Exercise details
Reproduce the material verbatim, from its first line through the line holding "- table-cell: – 1: [220, 635, 240, 648]", with both ends included.
+++ Data supplied +++
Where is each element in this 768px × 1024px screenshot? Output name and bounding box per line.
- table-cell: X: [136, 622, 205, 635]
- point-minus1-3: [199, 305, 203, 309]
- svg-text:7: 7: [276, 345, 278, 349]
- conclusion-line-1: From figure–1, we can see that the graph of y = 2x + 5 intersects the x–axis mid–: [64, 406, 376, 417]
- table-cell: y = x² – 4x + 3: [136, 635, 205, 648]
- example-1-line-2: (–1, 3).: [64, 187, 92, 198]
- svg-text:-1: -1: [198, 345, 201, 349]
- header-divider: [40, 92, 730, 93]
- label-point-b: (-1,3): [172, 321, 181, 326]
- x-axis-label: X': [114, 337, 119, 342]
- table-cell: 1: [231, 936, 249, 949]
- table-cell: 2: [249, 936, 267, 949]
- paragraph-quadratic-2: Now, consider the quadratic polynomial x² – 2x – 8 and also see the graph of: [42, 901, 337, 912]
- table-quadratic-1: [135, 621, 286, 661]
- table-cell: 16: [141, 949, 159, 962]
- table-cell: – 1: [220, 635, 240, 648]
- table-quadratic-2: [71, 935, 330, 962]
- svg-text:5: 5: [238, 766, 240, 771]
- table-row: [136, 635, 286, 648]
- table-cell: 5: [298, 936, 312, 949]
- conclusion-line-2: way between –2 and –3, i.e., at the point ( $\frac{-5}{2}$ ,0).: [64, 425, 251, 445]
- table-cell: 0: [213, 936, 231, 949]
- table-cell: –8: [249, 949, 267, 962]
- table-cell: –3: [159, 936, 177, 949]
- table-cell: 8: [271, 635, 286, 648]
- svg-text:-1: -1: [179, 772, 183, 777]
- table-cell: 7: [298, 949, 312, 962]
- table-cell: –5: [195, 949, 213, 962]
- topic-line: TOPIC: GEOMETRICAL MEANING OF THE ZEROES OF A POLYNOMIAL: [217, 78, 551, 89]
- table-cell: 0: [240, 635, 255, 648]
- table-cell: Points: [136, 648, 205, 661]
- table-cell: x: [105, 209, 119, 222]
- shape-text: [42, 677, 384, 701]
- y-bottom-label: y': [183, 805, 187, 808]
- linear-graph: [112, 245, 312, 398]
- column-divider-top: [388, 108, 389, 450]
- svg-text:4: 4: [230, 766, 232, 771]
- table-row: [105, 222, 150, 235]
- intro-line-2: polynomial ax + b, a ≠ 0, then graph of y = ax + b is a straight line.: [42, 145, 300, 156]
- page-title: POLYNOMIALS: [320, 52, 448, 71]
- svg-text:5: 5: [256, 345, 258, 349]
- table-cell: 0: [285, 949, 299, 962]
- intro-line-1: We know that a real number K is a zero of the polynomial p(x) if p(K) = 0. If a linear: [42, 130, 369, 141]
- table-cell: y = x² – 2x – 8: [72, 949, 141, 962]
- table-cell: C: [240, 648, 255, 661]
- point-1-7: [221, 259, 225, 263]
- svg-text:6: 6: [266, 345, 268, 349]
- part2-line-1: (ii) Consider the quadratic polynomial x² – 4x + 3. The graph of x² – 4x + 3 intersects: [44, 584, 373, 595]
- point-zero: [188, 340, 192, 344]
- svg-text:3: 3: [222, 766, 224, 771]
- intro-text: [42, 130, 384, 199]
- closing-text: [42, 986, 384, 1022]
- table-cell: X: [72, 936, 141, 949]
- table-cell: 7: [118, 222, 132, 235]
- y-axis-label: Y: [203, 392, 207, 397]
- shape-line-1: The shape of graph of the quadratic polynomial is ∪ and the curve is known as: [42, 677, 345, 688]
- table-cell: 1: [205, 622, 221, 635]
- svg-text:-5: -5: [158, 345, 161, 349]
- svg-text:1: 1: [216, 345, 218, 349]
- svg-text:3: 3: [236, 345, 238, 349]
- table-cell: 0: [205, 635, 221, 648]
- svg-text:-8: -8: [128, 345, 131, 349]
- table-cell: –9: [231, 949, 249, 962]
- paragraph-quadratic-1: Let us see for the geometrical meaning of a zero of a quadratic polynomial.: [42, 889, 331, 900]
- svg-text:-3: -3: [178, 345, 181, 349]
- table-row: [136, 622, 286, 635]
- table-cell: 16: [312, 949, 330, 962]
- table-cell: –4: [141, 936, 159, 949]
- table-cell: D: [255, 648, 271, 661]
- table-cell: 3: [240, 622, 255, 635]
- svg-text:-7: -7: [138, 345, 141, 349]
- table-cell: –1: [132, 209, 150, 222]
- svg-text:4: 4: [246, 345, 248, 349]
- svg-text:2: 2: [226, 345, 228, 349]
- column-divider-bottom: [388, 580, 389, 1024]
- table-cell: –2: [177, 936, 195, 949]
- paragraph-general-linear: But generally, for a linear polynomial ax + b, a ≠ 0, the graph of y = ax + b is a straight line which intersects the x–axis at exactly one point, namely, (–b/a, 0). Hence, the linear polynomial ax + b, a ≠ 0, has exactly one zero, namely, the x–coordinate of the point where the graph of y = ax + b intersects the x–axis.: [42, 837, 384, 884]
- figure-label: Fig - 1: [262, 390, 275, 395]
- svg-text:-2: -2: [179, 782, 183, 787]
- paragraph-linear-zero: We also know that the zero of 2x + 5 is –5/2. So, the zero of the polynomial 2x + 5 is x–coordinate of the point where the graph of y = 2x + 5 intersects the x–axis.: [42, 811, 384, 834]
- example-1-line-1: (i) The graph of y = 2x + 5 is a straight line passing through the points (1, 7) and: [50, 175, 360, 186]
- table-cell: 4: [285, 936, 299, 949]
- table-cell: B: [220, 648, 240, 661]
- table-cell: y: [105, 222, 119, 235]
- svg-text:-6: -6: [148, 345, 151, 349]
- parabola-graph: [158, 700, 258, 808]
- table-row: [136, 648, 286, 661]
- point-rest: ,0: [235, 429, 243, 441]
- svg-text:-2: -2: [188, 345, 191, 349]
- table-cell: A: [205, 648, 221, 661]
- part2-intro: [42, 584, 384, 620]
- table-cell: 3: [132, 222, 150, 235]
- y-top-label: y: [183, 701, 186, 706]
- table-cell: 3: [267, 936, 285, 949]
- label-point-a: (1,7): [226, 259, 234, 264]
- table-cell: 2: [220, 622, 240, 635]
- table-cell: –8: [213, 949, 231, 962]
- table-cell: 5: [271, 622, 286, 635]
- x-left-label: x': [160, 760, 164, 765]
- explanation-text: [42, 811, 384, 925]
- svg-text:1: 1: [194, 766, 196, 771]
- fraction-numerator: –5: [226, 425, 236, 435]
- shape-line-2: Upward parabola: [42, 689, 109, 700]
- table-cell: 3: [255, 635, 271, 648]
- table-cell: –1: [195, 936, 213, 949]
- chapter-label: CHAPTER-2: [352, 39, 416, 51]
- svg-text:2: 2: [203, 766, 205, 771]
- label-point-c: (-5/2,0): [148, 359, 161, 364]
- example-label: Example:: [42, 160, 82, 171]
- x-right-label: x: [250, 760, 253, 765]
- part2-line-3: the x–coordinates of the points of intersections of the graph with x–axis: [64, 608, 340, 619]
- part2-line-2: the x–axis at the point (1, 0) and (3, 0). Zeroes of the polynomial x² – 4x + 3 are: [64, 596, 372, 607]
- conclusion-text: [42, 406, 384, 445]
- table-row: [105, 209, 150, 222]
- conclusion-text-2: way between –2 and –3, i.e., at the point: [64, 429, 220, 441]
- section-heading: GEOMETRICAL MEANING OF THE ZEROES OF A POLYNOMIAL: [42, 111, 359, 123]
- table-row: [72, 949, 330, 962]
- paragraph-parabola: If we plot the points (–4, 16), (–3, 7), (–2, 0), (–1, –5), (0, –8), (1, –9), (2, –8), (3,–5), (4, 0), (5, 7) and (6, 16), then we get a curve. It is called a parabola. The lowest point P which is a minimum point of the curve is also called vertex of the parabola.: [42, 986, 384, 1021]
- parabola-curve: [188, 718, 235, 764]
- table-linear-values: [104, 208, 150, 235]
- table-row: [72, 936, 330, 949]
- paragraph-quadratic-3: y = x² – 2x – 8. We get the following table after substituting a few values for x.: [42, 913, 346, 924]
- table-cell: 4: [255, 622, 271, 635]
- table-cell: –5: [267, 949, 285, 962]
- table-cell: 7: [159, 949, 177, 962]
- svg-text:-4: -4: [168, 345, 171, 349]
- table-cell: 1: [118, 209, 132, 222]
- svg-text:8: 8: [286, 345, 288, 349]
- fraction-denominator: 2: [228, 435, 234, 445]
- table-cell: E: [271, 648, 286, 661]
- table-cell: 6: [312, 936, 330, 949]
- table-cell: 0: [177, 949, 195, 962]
+++
Response to the exercise
Where is each element in this 768px × 1024px screenshot? Output name and bounding box per line.
- table-cell: X: [136, 622, 205, 635]
- point-minus1-3: [199, 305, 203, 309]
- svg-text:7: 7: [276, 345, 278, 349]
- conclusion-line-1: From figure–1, we can see that the graph of y = 2x + 5 intersects the x–axis mid–: [64, 406, 376, 417]
- table-cell: y = x² – 4x + 3: [136, 635, 205, 648]
- example-1-line-2: (–1, 3).: [64, 187, 92, 198]
- svg-text:-1: -1: [198, 345, 201, 349]
- header-divider: [40, 92, 730, 93]
- label-point-b: (-1,3): [172, 321, 181, 326]
- x-axis-label: X': [114, 337, 119, 342]
- table-cell: 1: [231, 936, 249, 949]
- table-cell: 2: [249, 936, 267, 949]
- paragraph-quadratic-2: Now, consider the quadratic polynomial x² – 2x – 8 and also see the graph of: [42, 901, 337, 912]
- table-quadratic-1: [135, 621, 286, 661]
- table-cell: 16: [141, 949, 159, 962]
- table-cell: – 1: [220, 635, 240, 648]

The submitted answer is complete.